** start of Data in this exercise **
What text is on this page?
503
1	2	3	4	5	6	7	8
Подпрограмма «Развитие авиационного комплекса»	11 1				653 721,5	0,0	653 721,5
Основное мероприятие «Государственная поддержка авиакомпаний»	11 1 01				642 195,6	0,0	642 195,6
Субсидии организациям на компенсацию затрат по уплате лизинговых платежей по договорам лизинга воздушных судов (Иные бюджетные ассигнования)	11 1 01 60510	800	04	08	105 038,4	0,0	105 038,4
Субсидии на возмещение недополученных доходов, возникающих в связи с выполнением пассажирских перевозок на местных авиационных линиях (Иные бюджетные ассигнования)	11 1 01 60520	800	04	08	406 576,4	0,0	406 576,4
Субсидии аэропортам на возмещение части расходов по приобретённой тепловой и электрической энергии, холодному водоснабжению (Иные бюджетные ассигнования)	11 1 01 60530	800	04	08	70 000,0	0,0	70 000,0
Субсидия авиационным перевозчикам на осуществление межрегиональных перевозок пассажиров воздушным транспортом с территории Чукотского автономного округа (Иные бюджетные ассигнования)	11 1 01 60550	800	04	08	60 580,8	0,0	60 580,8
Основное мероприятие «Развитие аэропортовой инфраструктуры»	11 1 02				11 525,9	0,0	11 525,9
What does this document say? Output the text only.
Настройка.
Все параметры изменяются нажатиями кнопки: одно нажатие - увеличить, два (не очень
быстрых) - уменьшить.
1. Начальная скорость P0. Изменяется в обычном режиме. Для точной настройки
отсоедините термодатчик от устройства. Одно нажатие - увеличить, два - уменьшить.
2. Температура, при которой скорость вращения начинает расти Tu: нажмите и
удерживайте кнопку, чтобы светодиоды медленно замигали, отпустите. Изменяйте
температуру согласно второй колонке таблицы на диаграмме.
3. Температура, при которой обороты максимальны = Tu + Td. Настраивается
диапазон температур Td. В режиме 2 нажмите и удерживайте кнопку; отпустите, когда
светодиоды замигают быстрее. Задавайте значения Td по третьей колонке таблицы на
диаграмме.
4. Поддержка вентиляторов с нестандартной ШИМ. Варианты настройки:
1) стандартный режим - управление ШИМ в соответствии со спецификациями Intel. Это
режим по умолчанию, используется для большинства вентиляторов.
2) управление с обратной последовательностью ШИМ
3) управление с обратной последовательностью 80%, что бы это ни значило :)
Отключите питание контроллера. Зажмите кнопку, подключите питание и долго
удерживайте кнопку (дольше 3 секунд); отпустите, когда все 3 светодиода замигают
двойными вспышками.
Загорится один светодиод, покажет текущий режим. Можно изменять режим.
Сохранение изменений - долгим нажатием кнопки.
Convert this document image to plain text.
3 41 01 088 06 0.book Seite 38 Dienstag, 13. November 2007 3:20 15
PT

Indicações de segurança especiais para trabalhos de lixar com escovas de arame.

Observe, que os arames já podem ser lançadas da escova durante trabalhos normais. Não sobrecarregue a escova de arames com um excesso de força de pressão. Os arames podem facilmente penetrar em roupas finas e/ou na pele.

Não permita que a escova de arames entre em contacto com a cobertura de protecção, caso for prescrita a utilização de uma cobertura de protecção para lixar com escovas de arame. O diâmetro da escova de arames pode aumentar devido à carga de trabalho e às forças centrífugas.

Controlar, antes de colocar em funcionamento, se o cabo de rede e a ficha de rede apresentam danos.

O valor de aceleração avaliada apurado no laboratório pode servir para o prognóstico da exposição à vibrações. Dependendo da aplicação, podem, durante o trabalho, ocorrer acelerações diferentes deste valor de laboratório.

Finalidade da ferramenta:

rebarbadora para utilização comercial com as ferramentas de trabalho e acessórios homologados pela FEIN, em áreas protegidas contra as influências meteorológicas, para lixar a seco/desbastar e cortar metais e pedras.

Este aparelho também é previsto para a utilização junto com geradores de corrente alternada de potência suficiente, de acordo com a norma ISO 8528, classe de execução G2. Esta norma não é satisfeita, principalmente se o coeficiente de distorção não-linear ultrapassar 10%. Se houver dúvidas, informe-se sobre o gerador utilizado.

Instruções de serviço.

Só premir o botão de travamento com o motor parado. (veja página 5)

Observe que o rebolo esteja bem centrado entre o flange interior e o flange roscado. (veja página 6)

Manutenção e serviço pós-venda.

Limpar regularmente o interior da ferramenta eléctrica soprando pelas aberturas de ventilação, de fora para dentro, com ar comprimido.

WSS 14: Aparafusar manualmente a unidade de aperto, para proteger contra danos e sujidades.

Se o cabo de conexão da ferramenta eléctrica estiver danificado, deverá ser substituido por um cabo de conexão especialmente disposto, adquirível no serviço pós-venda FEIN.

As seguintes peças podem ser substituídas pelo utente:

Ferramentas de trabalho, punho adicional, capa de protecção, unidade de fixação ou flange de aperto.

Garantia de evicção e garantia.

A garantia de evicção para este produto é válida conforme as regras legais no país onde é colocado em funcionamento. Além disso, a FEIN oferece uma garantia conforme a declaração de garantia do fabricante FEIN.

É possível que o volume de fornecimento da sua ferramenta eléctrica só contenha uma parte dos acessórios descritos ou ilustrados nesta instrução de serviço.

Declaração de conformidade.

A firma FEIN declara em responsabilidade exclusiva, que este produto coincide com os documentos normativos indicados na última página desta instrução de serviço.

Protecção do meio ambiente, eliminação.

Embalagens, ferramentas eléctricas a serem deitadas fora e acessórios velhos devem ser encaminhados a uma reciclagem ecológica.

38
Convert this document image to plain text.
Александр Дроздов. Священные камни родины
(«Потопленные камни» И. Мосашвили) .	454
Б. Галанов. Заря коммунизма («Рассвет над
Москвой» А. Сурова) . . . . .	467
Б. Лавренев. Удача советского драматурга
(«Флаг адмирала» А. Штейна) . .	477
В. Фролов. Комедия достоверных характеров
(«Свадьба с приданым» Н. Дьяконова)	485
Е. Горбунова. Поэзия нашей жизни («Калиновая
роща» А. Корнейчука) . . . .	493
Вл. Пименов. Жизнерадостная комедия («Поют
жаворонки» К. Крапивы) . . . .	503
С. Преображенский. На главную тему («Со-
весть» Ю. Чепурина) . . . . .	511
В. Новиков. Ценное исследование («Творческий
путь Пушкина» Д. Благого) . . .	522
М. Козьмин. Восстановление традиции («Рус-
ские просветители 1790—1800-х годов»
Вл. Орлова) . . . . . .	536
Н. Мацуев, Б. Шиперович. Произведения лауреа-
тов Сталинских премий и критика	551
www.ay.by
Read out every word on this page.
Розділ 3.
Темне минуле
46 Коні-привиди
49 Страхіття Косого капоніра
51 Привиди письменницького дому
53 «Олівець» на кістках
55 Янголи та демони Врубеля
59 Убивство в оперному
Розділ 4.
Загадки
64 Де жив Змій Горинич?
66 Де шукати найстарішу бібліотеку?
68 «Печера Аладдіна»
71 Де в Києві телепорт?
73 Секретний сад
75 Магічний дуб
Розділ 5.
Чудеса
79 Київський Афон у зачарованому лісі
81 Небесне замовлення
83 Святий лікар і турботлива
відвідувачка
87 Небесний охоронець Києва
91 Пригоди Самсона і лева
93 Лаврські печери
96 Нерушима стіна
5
** end of Data in this exercise **
### [What is being asked]
Your task is to output the full set of records exactly as presented.

### [Final answer]
What text is on this page?
503
1	2	3	4	5	6	7	8
Подпрограмма «Развитие авиационного комплекса»	11 1				653 721,5	0,0	653 721,5
Основное мероприятие «Государственная поддержка авиакомпаний»	11 1 01				642 195,6	0,0	642 195,6
Субсидии организациям на компенсацию затрат по уплате лизинговых платежей по договорам лизинга воздушных судов (Иные бюджетные ассигнования)	11 1 01 60510	800	04	08	105 038,4	0,0	105 038,4
Субсидии на возмещение недополученных доходов, возникающих в связи с выполнением пассажирских перевозок на местных авиационных линиях (Иные бюджетные ассигнования)	11 1 01 60520	800	04	08	406 576,4	0,0	406 576,4
Субсидии аэропортам на возмещение части расходов по приобретённой тепловой и электрической энергии, холодному водоснабжению (Иные бюджетные ассигнования)	11 1 01 60530	800	04	08	70 000,0	0,0	70 000,0
Субсидия авиационным перевозчикам на осуществление межрегиональных перевозок пассажиров воздушным транспортом с территории Чукотского автономного округа (Иные бюджетные ассигнования)	11 1 01 60550	800	04	08	60 580,8	0,0	60 580,8
Основное мероприятие «Развитие аэропортовой инфраструктуры»	11 1 02				11 525,9	0,0	11 525,9
What does this document say? Output the text only.
Настройка.
Все параметры изменяются нажатиями кнопки: одно нажатие - увеличить, два (не очень
быстрых) - уменьшить.
1. Начальная скорость P0. Изменяется в обычном режиме. Для точной настройки
отсоедините термодатчик от устройства. Одно нажатие - увеличить, два - уменьшить.
2. Температура, при которой скорость вращения начинает расти Tu: нажмите и
удерживайте кнопку, чтобы светодиоды медленно замигали, отпустите. Изменяйте
температуру согласно второй колонке таблицы на диаграмме.
3. Температура, при которой обороты максимальны = Tu + Td. Настраивается
диапазон температур Td. В режиме 2 нажмите и удерживайте кнопку; отпустите, когда
светодиоды замигают быстрее. Задавайте значения Td по третьей колонке таблицы на
диаграмме.
4. Поддержка вентиляторов с нестандартной ШИМ. Варианты настройки:
1) стандартный режим - управление ШИМ в соответствии со спецификациями Intel. Это
режим по умолчанию, используется для большинства вентиляторов.
2) управление с обратной последовательностью ШИМ
3) управление с обратной последовательностью 80%, что бы это ни значило :)
Отключите питание контроллера. Зажмите кнопку, подключите питание и долго
удерживайте кнопку (дольше 3 секунд); отпустите, когда все 3 светодиода замигают
двойными вспышками.
Загорится один светодиод, покажет текущий режим. Можно изменять режим.
Сохранение изменений - долгим нажатием кнопки.
Convert this document image to plain text.
3 41 01 088 06 0.book Seite 38 Dienstag, 13. November 2007 3:20 15
PT

Indicações de segurança especiais para trabalhos de lixar com escovas de arame.

Observe, que os arames já podem ser lançadas da escova durante trabalhos normais. Não sobrecarregue a escova de arames com um excesso de força de pressão. Os arames podem facilmente penetrar em roupas finas e/ou na pele.

Não permita que a escova de arames entre em contacto com a cobertura de protecção, caso for prescrita a utilização de uma cobertura de protecção para lixar com escovas de arame. O diâmetro da escova de arames pode aumentar devido à carga de trabalho e às forças centrífugas.

Controlar, antes de colocar em funcionamento, se o cabo de rede e a ficha de rede apresentam danos.

O valor de aceleração avaliada apurado no laboratório pode servir para o prognóstico da exposição à vibrações. Dependendo da aplicação, podem, durante o trabalho, ocorrer acelerações diferentes deste valor de laboratório.

Finalidade da ferramenta:

rebarbadora para utilização comercial com as ferramentas de trabalho e acessórios homologados pela FEIN, em áreas protegidas contra as influências meteorológicas, para lixar a seco/desbastar e cortar metais e pedras.

Este aparelho também é previsto para a utilização junto com geradores de corrente alternada de potência suficiente, de acordo com a norma ISO 8528, classe de execução G2. Esta norma não é satisfeita, principalmente se o coeficiente de distorção não-linear ultrapassar 10%. Se houver dúvidas, informe-se sobre o gerador utilizado.

Instruções de serviço.

Só premir o botão de travamento com o motor parado. (veja página 5)

Observe que o rebolo esteja bem centrado entre o flange interior e o flange roscado. (veja página 6)

Manutenção e serviço pós-venda.

Limpar regularmente o interior da ferramenta eléctrica soprando pelas aberturas de ventilação, de fora para dentro, com ar comprimido.

WSS 14: Aparafusar manualmente a unidade de aperto, para proteger contra danos e sujidades.

Se o cabo de conexão da ferramenta eléctrica estiver danificado, deverá ser substituido por um cabo de conexão especialmente disposto, adquirível no serviço pós-venda FEIN.

As seguintes peças podem ser substituídas pelo utente:

Ferramentas de trabalho, punho adicional, capa de protecção, unidade de fixação ou flange de aperto.

Garantia de evicção e garantia.

A garantia de evicção para este produto é válida conforme as regras legais no país onde é colocado em funcionamento. Além disso, a FEIN oferece uma garantia conforme a declaração de garantia do fabricante FEIN.

É possível que o volume de fornecimento da sua ferramenta eléctrica só contenha uma parte dos acessórios descritos ou ilustrados nesta instrução de serviço.

Declaração de conformidade.

A firma FEIN declara em responsabilidade exclusiva, que este produto coincide com os documentos normativos indicados na última página desta instrução de serviço.

Protecção do meio ambiente, eliminação.

Embalagens, ferramentas eléctricas a serem deitadas fora e acessórios velhos devem ser encaminhados a uma reciclagem ecológica.

38
Convert this document image to plain text.
Александр Дроздов. Священные камни родины
(«Потопленные камни» И. Мосашвили) .	454
Б. Галанов. Заря коммунизма («Рассвет над
Москвой» А. Сурова) . . . . .	467
Б. Лавренев. Удача советского драматурга
(«Флаг адмирала» А. Штейна) . .	477
В. Фролов. Комедия достоверных характеров
(«Свадьба с приданым» Н. Дьяконова)	485
Е. Горбунова. Поэзия нашей жизни («Калиновая
роща» А. Корнейчука) . . . .	493
Вл. Пименов. Жизнерадостная комедия («Поют
жаворонки» К. Крапивы) . . . .	503
С. Преображенский. На главную тему («Со-
весть» Ю. Чепурина) . . . . .	511
В. Новиков. Ценное исследование («Творческий
путь Пушкина» Д. Благого) . . .	522
М. Козьмин. Восстановление традиции («Рус-
ские просветители 1790—1800-х годов»
Вл. Орлова) . . . . . .	536
Н. Мацуев, Б. Шиперович. Произведения лауреа-
тов Сталинских премий и критика	551
www.ay.by
Read out every word on this page.
Розділ 3.
Темне минуле
46 Коні-привиди
49 Страхіття Косого капоніра
51 Привиди письменницького дому
53 «Олівець» на кістках
55 Янголи та демони Врубеля
59 Убивство в оперному
Розділ 4.
Загадки
64 Де жив Змій Горинич?
66 Де шукати найстарішу бібліотеку?
68 «Печера Аладдіна»
71 Де в Києві телепорт?
73 Секретний сад
75 Магічний дуб
Розділ 5.
Чудеса
79 Київський Афон у зачарованому лісі
81 Небесне замовлення
83 Святий лікар і турботлива
відвідувачка
87 Небесний охоронець Києва
91 Пригоди Самсона і лева
93 Лаврські печери
96 Нерушима стіна
5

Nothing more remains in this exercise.